··· Selected extract ···

THE OTHER
TRAMWAYS OF
P E R U
(lines that were not electrified)

by
Allen Morrison

In addition to the tramway systems in Lima and Arequipa, which used both animal and electrical power, there were tramway systems in other Peruvian cities that never electrified and relied entirely on mules and locomotives to pull their vehicles. Two of them, in Huacho and Pisco, also had cars powered by electric batteries; but these were not real electric systems. The following cities used only animals to pull their trams: Catacaos, Chiclayo, Cuzco, Paita, Piura, San Pedro de Lloc and Trujillo. The streetcars in Iquitos were drawn by steam locomotives.

Horsedrawn vehicles also ran in, around and between plantations in several districts, notably along the Chicama River near Trujillo. Some of these lines also used steam power. It is impossible to know all the railways and tramways that existed in Peru for there has never been a complete, all-time, official list. No doubt tramways existed that have not been discovered. Even the lines that are known are mysterious: not much data about them could be found.

··· Supplied data ···

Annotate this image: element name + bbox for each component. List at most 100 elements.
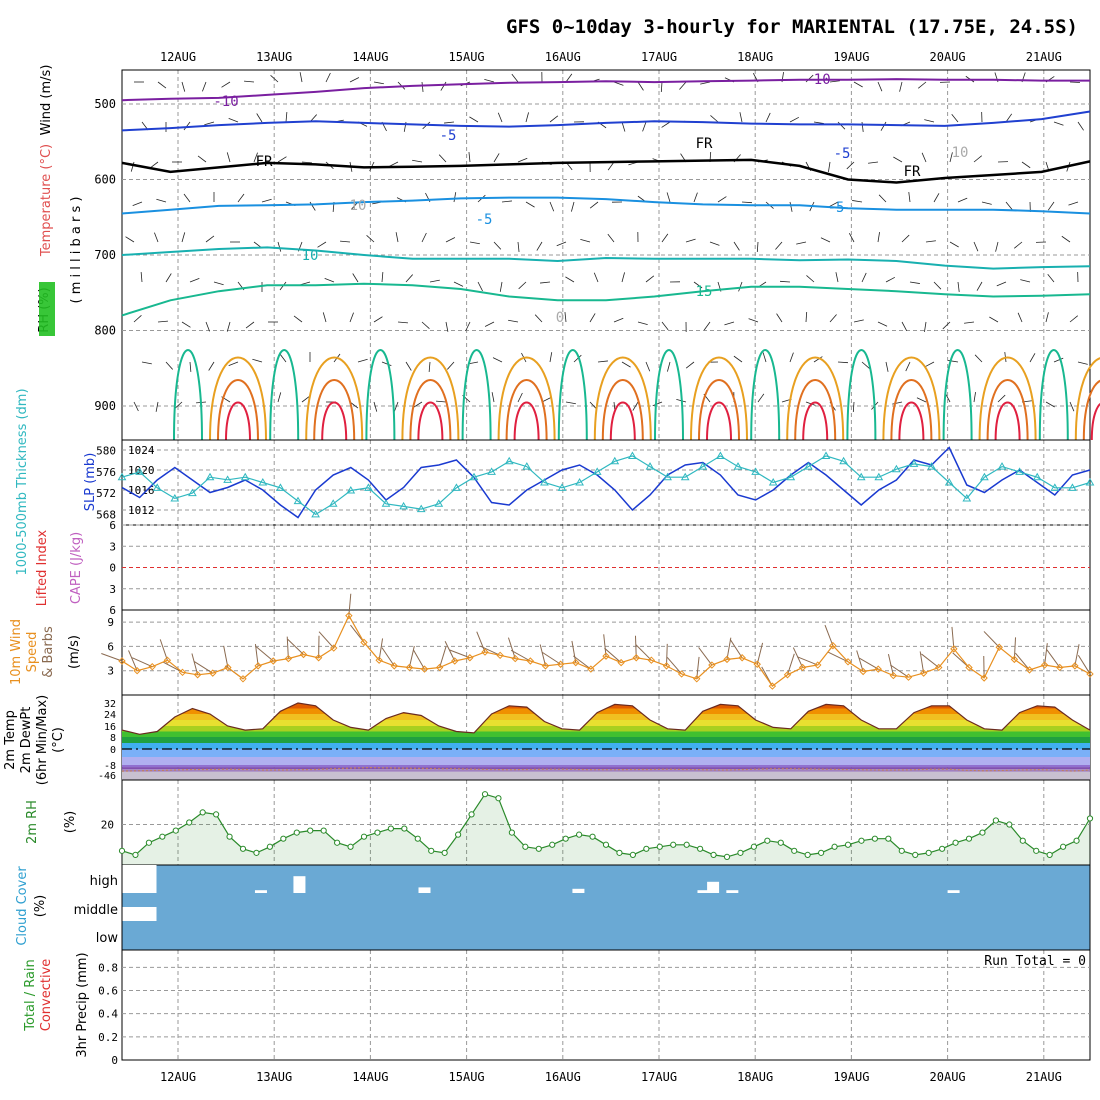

···

◆ **To-do list**:
[A] In the Peru tramways article, do the following statements agree with the text? For each, answer yes or no and quote the deciding words. (i) The streetcars in Iquitos were pulled by steam locomotives. (ii) Huacho and Pisco had real electric tramway systems. (iii) Peru has an official list of every railway and tramway that ever existed.
[B] Turn the paragraph of the Peru tramways article that begins "In addition to the tramway systems" into a short list that keeps its main facts.

◆ **The results**:
[A]
(i) Yes: "The streetcars in Iquitos were drawn by steam locomotives."
(ii) No: "but these were not real electric systems."
(iii) No: "there has never been a complete, all-time, official list."

[B]
- Lima and Arequipa: tramways used both animal and electrical power.
- Other Peruvian cities: tramways never electrified and relied entirely on mules and locomotives.
- Huacho and Pisco: also had cars powered by electric batteries, but these were not real electric systems.
- Animals only: Catacaos, Chiclayo, Cuzco, Paita, Piura, San Pedro de Lloc and Trujillo.
- Iquitos: streetcars were drawn by steam locomotives.